TASK OBJECTIVE |
Gather all lines with "flame" from the records.

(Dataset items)
··········

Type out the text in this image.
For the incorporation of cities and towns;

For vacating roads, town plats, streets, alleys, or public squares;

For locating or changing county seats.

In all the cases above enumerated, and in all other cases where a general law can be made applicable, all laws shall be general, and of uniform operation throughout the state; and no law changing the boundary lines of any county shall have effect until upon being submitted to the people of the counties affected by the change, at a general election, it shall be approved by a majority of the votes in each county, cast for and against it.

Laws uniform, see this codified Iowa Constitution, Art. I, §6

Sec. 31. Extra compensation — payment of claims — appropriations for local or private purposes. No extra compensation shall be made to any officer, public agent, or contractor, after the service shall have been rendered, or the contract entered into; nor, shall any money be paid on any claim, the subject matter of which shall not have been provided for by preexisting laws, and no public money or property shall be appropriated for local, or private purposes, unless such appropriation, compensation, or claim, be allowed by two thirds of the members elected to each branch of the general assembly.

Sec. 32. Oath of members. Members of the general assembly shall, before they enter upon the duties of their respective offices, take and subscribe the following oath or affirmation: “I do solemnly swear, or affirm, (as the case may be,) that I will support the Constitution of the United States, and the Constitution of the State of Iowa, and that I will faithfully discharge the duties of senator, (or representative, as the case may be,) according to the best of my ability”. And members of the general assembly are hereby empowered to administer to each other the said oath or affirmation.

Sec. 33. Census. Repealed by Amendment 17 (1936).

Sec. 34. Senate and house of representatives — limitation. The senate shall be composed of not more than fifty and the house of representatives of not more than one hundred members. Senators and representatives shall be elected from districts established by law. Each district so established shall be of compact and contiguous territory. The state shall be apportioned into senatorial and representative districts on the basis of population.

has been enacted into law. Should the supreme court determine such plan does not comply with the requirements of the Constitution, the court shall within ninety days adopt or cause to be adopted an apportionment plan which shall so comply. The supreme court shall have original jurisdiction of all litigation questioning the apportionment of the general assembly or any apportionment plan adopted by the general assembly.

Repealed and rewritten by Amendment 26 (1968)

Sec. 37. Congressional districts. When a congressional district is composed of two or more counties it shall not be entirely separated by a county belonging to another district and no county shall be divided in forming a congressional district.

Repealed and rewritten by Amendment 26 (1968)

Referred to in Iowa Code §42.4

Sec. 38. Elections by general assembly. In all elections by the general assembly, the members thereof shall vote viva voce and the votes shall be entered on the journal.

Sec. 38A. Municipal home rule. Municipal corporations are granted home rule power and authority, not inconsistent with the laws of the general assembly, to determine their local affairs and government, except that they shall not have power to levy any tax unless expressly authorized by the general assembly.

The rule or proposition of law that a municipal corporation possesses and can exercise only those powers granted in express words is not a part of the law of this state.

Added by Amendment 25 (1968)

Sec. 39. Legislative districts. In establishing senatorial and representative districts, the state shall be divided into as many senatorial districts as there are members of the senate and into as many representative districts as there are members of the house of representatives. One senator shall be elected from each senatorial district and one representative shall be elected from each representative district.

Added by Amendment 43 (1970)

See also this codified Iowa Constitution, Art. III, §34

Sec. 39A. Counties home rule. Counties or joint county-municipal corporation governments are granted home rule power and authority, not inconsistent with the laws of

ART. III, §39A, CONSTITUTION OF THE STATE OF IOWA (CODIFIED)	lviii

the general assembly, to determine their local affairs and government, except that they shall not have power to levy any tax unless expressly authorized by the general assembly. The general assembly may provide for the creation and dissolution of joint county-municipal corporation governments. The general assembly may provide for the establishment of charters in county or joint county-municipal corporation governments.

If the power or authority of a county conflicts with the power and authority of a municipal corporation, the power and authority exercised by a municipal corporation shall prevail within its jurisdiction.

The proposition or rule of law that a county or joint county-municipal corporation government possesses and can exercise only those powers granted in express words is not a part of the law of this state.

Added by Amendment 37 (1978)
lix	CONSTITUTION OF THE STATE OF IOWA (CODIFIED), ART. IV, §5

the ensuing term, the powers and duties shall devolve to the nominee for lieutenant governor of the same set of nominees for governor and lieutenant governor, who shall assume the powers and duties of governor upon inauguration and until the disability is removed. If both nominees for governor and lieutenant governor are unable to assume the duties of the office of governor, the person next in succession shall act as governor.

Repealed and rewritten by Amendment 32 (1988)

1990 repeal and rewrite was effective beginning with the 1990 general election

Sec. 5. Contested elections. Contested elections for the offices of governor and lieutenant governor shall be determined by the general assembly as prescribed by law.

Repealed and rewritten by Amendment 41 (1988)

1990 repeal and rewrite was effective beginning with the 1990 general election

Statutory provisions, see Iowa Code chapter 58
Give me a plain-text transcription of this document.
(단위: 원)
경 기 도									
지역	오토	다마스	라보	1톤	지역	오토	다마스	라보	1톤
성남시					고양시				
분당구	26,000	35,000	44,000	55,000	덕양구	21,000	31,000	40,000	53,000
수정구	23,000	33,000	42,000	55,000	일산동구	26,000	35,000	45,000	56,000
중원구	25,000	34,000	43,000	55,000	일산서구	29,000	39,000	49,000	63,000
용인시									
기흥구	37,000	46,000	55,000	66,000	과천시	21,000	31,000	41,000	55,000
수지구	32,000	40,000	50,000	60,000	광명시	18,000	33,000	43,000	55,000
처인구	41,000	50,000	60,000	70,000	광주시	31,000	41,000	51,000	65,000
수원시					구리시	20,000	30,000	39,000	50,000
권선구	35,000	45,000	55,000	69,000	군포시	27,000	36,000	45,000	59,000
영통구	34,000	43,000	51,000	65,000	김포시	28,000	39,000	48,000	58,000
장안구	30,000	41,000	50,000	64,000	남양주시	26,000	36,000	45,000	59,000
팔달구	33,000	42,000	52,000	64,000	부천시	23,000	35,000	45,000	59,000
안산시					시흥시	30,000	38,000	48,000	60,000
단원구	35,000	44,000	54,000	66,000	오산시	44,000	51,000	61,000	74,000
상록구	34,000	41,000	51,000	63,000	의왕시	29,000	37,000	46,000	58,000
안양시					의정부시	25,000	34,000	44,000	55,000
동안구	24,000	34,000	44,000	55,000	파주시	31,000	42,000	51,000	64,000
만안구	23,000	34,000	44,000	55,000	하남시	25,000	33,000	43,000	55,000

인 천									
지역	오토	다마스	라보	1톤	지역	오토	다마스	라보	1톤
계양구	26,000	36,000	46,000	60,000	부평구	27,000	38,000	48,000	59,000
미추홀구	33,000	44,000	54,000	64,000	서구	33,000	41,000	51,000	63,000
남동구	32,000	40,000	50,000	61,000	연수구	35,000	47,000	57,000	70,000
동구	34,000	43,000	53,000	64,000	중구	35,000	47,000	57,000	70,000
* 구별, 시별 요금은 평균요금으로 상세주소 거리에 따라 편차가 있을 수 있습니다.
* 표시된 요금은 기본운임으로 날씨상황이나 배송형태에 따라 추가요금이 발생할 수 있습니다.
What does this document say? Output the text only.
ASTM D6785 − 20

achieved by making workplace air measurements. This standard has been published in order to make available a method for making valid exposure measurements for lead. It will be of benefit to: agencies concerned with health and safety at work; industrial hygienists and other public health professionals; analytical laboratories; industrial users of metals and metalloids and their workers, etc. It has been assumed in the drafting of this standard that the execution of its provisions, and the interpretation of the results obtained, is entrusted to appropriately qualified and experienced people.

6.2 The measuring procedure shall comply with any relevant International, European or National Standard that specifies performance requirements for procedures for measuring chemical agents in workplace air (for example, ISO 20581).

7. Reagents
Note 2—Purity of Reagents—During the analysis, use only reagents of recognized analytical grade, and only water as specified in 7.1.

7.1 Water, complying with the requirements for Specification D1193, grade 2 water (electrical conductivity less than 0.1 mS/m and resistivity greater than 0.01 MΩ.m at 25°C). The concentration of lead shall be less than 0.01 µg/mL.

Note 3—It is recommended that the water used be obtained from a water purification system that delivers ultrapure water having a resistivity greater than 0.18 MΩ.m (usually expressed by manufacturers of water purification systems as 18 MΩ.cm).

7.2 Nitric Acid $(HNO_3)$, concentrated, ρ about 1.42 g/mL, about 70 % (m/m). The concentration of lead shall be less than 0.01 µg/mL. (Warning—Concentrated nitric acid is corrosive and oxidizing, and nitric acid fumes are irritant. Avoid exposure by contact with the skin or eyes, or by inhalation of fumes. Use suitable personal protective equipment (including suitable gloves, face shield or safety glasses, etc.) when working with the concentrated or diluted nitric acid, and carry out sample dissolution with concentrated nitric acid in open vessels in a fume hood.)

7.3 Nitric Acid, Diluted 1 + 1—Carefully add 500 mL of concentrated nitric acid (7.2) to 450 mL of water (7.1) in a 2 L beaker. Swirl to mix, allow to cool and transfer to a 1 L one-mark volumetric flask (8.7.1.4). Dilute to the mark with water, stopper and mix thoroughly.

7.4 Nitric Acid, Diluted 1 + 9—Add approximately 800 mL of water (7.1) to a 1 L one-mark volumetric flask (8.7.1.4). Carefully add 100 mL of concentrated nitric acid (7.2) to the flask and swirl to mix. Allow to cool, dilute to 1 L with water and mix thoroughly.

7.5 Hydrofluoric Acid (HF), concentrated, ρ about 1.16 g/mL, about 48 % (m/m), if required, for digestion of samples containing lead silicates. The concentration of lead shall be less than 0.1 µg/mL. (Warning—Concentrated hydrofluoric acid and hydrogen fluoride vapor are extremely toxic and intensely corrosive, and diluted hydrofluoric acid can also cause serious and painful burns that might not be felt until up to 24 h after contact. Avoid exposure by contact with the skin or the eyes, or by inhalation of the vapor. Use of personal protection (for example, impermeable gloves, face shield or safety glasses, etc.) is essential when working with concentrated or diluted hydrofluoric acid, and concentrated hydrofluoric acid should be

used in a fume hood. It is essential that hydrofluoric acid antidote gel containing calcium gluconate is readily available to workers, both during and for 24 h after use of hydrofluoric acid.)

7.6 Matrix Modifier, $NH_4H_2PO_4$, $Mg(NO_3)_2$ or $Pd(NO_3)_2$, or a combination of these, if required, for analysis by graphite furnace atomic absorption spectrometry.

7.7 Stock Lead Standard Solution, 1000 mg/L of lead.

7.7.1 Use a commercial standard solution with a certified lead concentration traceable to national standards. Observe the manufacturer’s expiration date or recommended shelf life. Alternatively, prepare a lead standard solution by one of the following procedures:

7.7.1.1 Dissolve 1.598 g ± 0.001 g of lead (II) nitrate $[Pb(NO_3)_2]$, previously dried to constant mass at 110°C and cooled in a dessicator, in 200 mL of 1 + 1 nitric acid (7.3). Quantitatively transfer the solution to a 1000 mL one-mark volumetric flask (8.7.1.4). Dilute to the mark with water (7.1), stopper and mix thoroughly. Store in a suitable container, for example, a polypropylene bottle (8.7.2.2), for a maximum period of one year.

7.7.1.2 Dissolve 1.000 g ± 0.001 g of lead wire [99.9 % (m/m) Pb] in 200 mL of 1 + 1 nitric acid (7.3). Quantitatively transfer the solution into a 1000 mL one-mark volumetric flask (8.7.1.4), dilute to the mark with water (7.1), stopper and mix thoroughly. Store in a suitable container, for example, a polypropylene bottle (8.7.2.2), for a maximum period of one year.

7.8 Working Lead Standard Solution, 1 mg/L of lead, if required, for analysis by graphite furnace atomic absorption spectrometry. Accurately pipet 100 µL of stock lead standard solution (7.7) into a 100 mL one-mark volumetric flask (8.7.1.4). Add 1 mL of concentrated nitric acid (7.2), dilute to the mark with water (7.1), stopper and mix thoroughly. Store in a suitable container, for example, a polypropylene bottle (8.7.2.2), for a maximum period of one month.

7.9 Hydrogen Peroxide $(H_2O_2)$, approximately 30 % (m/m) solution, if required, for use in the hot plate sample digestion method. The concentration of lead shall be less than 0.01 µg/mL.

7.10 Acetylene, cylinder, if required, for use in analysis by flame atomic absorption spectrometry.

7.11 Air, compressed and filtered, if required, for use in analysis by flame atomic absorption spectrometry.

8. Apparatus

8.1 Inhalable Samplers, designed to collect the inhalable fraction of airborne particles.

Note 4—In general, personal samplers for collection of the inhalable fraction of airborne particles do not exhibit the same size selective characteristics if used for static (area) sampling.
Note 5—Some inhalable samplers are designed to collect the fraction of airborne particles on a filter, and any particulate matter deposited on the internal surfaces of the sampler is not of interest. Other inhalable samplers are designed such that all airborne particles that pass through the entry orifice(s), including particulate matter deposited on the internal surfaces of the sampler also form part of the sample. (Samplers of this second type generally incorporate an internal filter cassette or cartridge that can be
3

··········

FINISHED EXERCISE |
7.10 Acetylene, cylinder, if required, for use in analysis by flame atomic absorption spectrometry.
7.11 Air, compressed and filtered, if required, for use in analysis by flame atomic absorption spectrometry.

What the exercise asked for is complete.